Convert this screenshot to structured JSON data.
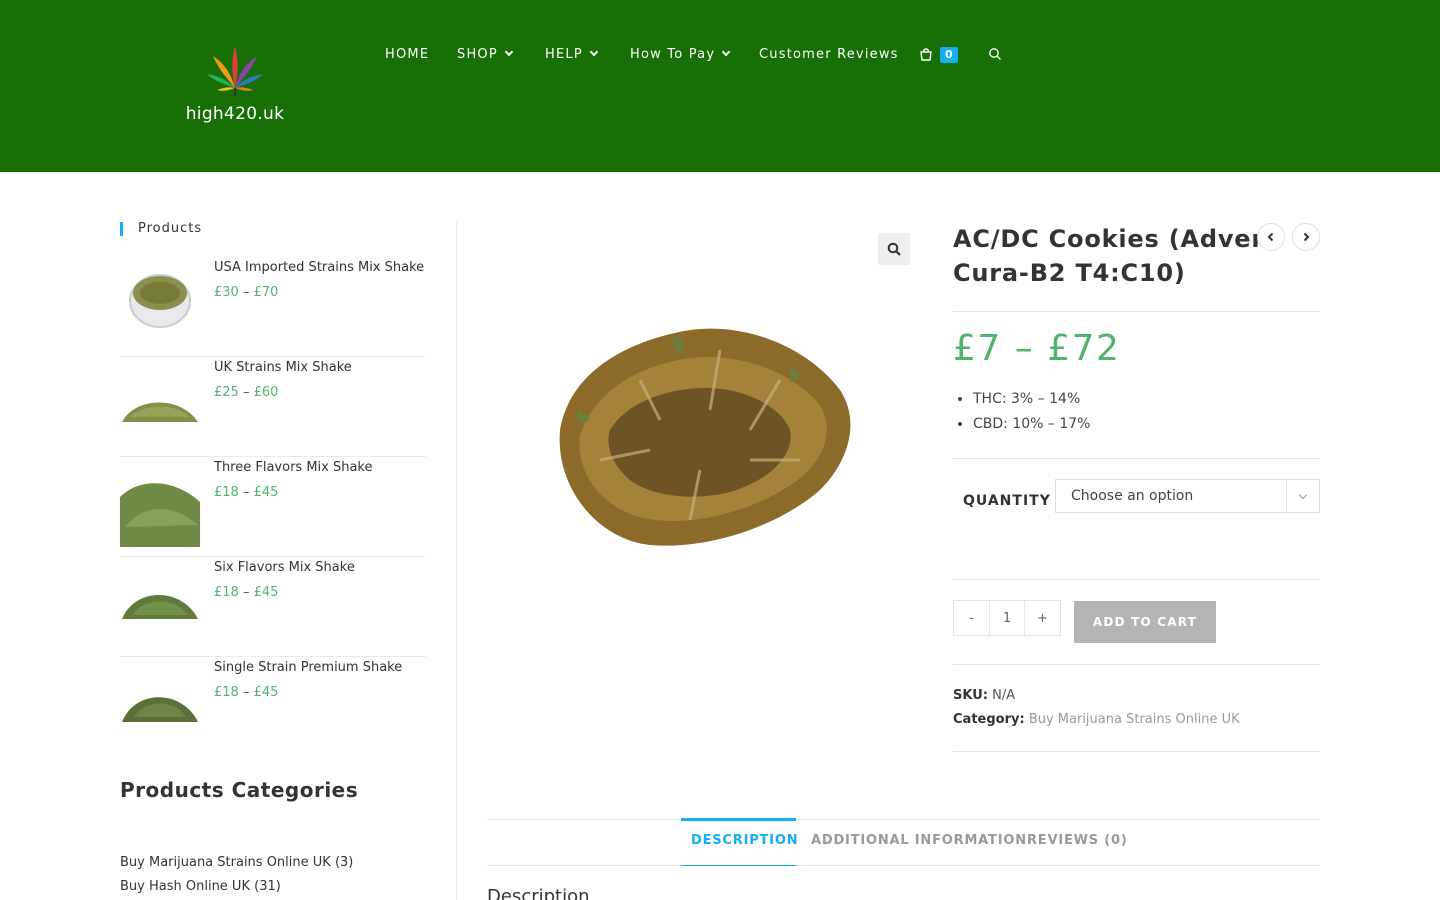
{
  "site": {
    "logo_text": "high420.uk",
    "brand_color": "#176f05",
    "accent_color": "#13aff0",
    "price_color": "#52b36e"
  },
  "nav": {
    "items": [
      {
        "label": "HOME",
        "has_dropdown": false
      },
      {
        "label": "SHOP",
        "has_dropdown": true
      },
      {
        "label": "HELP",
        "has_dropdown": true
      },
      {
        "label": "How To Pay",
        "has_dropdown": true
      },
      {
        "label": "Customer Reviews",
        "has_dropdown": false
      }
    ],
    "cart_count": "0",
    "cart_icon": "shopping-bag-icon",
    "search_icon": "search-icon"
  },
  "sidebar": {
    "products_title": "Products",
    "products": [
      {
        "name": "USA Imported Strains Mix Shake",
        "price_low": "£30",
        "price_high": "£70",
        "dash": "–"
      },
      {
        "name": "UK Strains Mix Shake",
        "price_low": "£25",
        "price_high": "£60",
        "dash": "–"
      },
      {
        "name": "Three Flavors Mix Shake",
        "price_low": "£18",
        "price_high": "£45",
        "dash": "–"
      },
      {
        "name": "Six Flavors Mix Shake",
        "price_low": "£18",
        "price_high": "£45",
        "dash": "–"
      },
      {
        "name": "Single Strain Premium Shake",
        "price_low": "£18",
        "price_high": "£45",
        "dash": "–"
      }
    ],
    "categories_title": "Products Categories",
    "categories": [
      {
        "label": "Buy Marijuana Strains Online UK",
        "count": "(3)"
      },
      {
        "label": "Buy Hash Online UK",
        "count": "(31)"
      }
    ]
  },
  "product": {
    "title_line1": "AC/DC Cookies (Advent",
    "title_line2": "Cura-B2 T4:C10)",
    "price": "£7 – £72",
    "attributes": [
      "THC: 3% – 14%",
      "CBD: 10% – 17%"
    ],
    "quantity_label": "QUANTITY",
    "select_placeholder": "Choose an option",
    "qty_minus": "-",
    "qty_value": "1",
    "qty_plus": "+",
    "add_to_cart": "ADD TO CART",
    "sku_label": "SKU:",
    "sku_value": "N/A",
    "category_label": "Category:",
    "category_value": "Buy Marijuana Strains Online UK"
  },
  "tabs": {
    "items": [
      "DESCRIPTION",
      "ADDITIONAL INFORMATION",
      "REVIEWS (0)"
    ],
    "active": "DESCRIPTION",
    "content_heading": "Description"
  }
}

==

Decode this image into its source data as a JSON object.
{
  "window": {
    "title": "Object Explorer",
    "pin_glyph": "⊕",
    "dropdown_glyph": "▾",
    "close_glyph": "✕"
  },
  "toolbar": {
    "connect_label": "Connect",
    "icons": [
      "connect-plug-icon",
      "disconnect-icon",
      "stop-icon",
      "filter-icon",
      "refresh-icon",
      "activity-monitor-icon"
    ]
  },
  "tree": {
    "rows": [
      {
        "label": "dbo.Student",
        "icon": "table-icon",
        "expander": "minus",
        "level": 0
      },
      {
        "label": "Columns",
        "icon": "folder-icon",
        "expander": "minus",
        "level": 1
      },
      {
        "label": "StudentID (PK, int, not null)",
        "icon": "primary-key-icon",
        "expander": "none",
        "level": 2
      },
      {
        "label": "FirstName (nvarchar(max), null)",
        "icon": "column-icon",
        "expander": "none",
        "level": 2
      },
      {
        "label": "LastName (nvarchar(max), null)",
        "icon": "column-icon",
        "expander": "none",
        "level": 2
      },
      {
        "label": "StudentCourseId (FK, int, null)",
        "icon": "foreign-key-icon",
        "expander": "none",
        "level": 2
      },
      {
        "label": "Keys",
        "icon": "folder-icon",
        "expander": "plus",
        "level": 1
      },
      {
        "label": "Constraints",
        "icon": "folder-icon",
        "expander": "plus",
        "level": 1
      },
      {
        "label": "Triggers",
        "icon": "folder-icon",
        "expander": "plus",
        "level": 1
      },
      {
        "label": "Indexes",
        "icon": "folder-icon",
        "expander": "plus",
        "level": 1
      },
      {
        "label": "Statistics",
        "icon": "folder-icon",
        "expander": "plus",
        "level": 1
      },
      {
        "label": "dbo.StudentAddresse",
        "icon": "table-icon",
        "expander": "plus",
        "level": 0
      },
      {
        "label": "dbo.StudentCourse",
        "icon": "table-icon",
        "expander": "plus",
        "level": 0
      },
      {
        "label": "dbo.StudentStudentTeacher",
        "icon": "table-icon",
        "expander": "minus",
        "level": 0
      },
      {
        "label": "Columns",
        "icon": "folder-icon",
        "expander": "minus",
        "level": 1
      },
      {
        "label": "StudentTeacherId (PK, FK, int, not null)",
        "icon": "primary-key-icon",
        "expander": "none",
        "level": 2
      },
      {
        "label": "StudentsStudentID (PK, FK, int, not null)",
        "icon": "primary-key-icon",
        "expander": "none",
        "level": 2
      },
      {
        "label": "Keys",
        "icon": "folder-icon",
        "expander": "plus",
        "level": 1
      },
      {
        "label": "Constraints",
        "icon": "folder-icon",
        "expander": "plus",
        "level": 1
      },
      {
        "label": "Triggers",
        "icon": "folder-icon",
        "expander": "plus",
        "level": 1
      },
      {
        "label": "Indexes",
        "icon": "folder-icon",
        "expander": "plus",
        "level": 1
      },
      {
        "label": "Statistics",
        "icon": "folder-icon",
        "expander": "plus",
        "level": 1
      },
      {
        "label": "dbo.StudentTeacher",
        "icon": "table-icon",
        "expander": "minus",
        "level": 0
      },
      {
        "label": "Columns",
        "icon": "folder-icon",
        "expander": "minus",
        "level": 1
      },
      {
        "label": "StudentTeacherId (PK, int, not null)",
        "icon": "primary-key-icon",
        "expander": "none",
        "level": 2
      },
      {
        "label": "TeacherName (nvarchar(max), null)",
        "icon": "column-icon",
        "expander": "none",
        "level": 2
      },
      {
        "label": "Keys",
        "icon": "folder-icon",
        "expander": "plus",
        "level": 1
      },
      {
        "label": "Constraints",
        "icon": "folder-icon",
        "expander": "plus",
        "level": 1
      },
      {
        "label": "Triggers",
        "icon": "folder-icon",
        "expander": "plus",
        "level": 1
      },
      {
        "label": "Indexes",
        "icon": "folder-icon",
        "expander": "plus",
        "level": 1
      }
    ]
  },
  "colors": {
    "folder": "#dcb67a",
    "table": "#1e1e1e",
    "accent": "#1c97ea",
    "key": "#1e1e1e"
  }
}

_Work to do_.
The word "JSON" may turn up on some lines of these records; say how many, with no other words.

_Exercise response_.
2